DIRECTIVE
Find each line of the data below that contains the string "자료출처" and copy those lines out in full.

§ §

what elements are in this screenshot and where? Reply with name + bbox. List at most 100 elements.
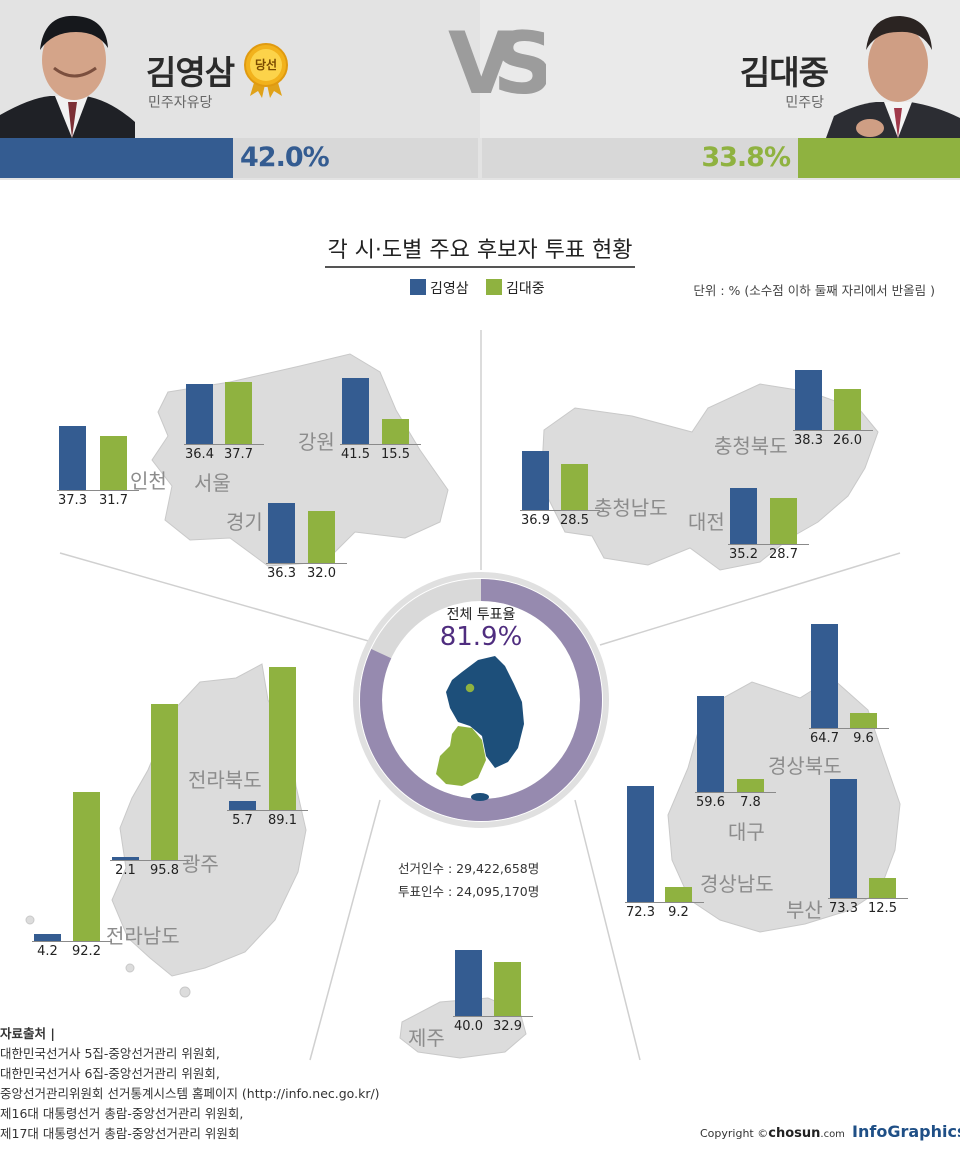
bar-kim-youngsam xyxy=(34,934,61,941)
bar-kim-youngsam xyxy=(59,426,86,490)
candidate-b-percentage: 33.8% xyxy=(701,142,791,173)
bar-value-label: 40.0 xyxy=(454,1019,483,1034)
bar-value-label: 95.8 xyxy=(150,863,179,878)
bar-value-label: 73.3 xyxy=(829,901,858,916)
mini-map-jeju xyxy=(471,793,489,801)
bar-baseline xyxy=(828,898,908,899)
bar-value-label: 4.2 xyxy=(37,944,58,959)
brand-name: chosun xyxy=(768,1126,821,1141)
divider-line xyxy=(599,552,901,646)
bar-value-label: 9.6 xyxy=(853,731,874,746)
bar-kim-youngsam xyxy=(697,696,724,792)
mini-map-daejung xyxy=(436,726,486,786)
mini-map-seoul xyxy=(464,682,476,694)
region-label-chungnam: 충청남도 xyxy=(594,496,668,520)
mini-map-yeongsam xyxy=(446,656,524,768)
bar-kim-youngsam xyxy=(795,370,822,430)
footer: Copyright ©chosun.com InfoGraphics xyxy=(700,1122,960,1146)
source-line: 대한민국선거사 6집-중앙선거관리 위원회, xyxy=(0,1066,220,1081)
source-line: 제16대 대통령선거 총람-중앙선거관리 위원회, xyxy=(0,1106,244,1121)
bar-kim-daejung xyxy=(869,877,896,898)
chart-title-wrapper: 각 시·도별 주요 후보자 투표 현황 xyxy=(0,232,960,268)
region-label-gangwon: 강원 xyxy=(298,430,335,454)
bar-kim-daejung xyxy=(494,961,521,1016)
bar-value-label: 15.5 xyxy=(381,447,410,462)
bar-baseline xyxy=(809,728,889,729)
map-chungcheong xyxy=(541,383,879,571)
legend-label-a: 김영삼 xyxy=(430,281,469,297)
source-line: 제17대 대통령선거 총람-중앙선거관리 위원회 xyxy=(0,1126,240,1141)
bar-value-label: 36.4 xyxy=(185,447,214,462)
infographics-logo: InfoGraphics xyxy=(852,1122,960,1141)
region-label-gyeongbuk: 경상북도 xyxy=(768,754,842,778)
bar-baseline xyxy=(695,792,776,793)
candidate-a-name: 김영삼 xyxy=(146,53,235,92)
bar-kim-youngsam xyxy=(186,383,213,444)
bar-baseline xyxy=(32,941,112,942)
region-label-jeju: 제주 xyxy=(408,1026,445,1050)
bar-kim-youngsam xyxy=(112,856,139,860)
region-label-jeonnam: 전라남도 xyxy=(106,924,180,948)
bar-value-label: 36.9 xyxy=(521,513,550,528)
candidate-a-party: 민주자유당 xyxy=(148,95,213,111)
bar-kim-daejung xyxy=(561,464,588,510)
bar-kim-daejung xyxy=(269,667,296,810)
bar-kim-youngsam xyxy=(455,950,482,1016)
bar-kim-daejung xyxy=(73,791,100,941)
bar-value-label: 28.5 xyxy=(560,513,589,528)
bar-value-label: 36.3 xyxy=(267,566,296,581)
header: 김영삼 민주자유당 당선 VS 김대중 민주당 42.0% 33.8% xyxy=(0,0,960,180)
region-label-incheon: 인천 xyxy=(130,469,167,493)
candidate-a-result-bar xyxy=(0,138,233,178)
bar-value-label: 35.2 xyxy=(729,547,758,562)
source-line: 중앙선거관리위원회 선거통계시스템 홈페이지 (http://info.nec.… xyxy=(0,1086,380,1101)
brand-suffix: .com xyxy=(820,1129,845,1140)
copyright-text: Copyright © xyxy=(700,1127,769,1140)
ballots-count: 투표인수 : 24,095,170명 xyxy=(398,884,540,899)
bar-baseline xyxy=(520,510,600,511)
legend-swatch-a xyxy=(410,279,426,295)
bar-value-label: 64.7 xyxy=(810,731,839,746)
bar-value-label: 32.9 xyxy=(493,1019,522,1034)
bar-baseline xyxy=(793,430,873,431)
bar-kim-youngsam xyxy=(342,377,369,444)
bar-kim-youngsam xyxy=(627,786,654,902)
bar-value-label: 37.3 xyxy=(58,493,87,508)
bar-value-label: 37.7 xyxy=(224,447,253,462)
bar-value-label: 12.5 xyxy=(868,901,897,916)
divider-line xyxy=(309,799,381,1061)
source-block: 자료출처 | 대한민국선거사 5집-중앙선거관리 위원회, 대한민국선거사 6집… xyxy=(0,1024,380,1144)
source-title: 자료출처 | xyxy=(0,1026,55,1041)
divider-line xyxy=(59,552,373,643)
bar-kim-daejung xyxy=(100,435,127,490)
region-label-jeonbuk: 전라북도 xyxy=(188,768,262,792)
unit-note: 단위 : % (소수점 이하 둘째 자리에서 반올림 ) xyxy=(693,283,935,298)
candidate-a-portrait xyxy=(0,15,135,138)
turnout-donut-arc xyxy=(360,579,602,821)
voters-count: 선거인수 : 29,422,658명 xyxy=(398,861,540,876)
bar-kim-daejung xyxy=(770,498,797,544)
region-label-busan: 부산 xyxy=(786,898,823,922)
candidate-a-percentage: 42.0% xyxy=(240,142,330,173)
bar-baseline xyxy=(227,810,308,811)
bar-value-label: 59.6 xyxy=(696,795,725,810)
bar-value-label: 89.1 xyxy=(268,813,297,828)
bar-kim-youngsam xyxy=(730,487,757,544)
bar-value-label: 26.0 xyxy=(833,433,862,448)
candidate-b-result-bar xyxy=(798,138,960,178)
bar-baseline xyxy=(110,860,190,861)
bar-kim-daejung xyxy=(665,887,692,902)
bar-value-label: 7.8 xyxy=(740,795,761,810)
bar-value-label: 28.7 xyxy=(769,547,798,562)
region-label-gyeongnam: 경상남도 xyxy=(700,872,774,896)
bar-kim-daejung xyxy=(834,389,861,430)
bar-baseline xyxy=(57,490,139,491)
turnout-value: 81.9% xyxy=(439,622,523,652)
bar-kim-daejung xyxy=(151,703,178,860)
bar-value-label: 38.3 xyxy=(794,433,823,448)
region-label-seoul: 서울 xyxy=(194,471,231,495)
bar-kim-youngsam xyxy=(229,800,256,810)
bar-value-label: 9.2 xyxy=(668,905,689,920)
bar-baseline xyxy=(453,1016,533,1017)
bar-baseline xyxy=(340,444,421,445)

§ §

TASK OUTPUT
source-block: 자료출처 | 대한민국선거사 5집-중앙선거관리 위원회, 대한민국선거사 6집… xyxy=(0,1024,380,1144)
source-title: 자료출처 | xyxy=(0,1026,55,1041)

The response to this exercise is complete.